**WHAT IS EXPECTED**
Every line holding the string "payload" should be gathered.

* BEGIN RECORDS SHOWN *

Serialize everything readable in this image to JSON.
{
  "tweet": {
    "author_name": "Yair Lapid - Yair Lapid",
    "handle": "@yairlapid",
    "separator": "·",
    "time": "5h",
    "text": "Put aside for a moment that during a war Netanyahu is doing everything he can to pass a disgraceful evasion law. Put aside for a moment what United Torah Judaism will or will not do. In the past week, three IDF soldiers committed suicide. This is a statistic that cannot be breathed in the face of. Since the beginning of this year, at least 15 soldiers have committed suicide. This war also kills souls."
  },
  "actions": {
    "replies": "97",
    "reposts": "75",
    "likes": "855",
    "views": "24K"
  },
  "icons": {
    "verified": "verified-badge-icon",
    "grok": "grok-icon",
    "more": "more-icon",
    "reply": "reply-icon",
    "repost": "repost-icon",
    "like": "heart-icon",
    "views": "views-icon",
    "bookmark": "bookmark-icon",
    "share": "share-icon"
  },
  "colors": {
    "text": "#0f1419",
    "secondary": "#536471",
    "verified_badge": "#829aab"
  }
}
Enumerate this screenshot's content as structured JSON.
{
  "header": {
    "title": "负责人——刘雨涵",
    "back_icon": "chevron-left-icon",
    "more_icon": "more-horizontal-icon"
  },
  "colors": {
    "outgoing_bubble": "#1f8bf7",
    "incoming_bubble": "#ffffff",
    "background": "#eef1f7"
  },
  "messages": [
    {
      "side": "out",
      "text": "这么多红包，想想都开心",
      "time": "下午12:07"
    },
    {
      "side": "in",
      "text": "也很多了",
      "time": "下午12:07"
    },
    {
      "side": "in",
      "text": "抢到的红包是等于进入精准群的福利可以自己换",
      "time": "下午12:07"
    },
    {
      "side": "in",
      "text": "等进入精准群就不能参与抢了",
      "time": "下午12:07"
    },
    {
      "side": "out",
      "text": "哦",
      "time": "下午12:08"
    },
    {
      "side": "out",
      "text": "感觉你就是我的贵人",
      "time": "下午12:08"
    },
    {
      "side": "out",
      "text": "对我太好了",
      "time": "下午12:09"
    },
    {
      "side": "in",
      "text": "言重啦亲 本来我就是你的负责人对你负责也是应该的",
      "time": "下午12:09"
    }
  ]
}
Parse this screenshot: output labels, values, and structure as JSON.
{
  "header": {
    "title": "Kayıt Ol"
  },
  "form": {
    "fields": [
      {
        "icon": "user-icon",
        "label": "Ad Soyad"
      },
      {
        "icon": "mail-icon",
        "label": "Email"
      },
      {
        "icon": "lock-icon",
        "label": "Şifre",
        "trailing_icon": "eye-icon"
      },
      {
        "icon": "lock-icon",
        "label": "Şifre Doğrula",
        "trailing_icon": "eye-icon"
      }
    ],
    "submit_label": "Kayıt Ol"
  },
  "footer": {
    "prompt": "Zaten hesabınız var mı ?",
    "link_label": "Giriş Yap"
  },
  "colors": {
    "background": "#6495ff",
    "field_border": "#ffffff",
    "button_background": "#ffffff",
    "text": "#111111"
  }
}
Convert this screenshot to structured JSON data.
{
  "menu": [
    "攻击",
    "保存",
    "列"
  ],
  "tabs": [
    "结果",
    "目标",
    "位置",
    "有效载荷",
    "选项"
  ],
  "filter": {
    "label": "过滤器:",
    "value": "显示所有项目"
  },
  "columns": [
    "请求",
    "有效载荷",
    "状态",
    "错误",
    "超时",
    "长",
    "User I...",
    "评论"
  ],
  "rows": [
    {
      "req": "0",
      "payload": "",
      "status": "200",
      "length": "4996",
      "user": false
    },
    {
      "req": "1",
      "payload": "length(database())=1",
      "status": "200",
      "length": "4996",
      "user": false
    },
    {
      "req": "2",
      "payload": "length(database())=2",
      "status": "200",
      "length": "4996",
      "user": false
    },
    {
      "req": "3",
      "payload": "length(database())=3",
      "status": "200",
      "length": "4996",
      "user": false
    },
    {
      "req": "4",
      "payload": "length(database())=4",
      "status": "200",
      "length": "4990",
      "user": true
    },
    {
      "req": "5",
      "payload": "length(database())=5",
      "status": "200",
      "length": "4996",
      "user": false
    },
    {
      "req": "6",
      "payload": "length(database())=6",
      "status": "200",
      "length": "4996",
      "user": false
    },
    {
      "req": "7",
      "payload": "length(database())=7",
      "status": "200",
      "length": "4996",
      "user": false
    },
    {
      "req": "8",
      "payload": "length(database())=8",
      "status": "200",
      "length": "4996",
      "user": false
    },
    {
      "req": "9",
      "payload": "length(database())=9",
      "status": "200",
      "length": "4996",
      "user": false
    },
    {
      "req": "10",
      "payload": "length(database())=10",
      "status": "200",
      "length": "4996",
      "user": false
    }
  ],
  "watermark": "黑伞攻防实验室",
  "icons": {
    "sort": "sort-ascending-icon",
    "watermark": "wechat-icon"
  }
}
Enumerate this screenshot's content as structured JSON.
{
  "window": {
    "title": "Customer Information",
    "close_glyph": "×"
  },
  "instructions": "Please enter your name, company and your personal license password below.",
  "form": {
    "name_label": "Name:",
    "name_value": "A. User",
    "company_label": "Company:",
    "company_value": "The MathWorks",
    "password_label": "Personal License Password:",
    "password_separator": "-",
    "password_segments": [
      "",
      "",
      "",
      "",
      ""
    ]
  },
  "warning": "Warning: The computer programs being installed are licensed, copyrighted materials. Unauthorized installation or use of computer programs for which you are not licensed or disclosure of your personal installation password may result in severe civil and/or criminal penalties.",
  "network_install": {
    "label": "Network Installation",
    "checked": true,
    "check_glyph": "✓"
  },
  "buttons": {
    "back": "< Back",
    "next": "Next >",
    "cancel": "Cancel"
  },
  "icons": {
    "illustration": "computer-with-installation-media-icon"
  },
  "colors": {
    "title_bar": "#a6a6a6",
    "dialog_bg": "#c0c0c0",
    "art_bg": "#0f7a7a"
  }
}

* END RECORDS SHOWN *

**ANSWER FOR THE TASK**
      "payload": "",
      "payload": "length(database())=1",
      "payload": "length(database())=2",
      "payload": "length(database())=3",
      "payload": "length(database())=4",
      "payload": "length(database())=5",
      "payload": "length(database())=6",
      "payload": "length(database())=7",
      "payload": "length(database())=8",
      "payload": "length(database())=9",
      "payload": "length(database())=10",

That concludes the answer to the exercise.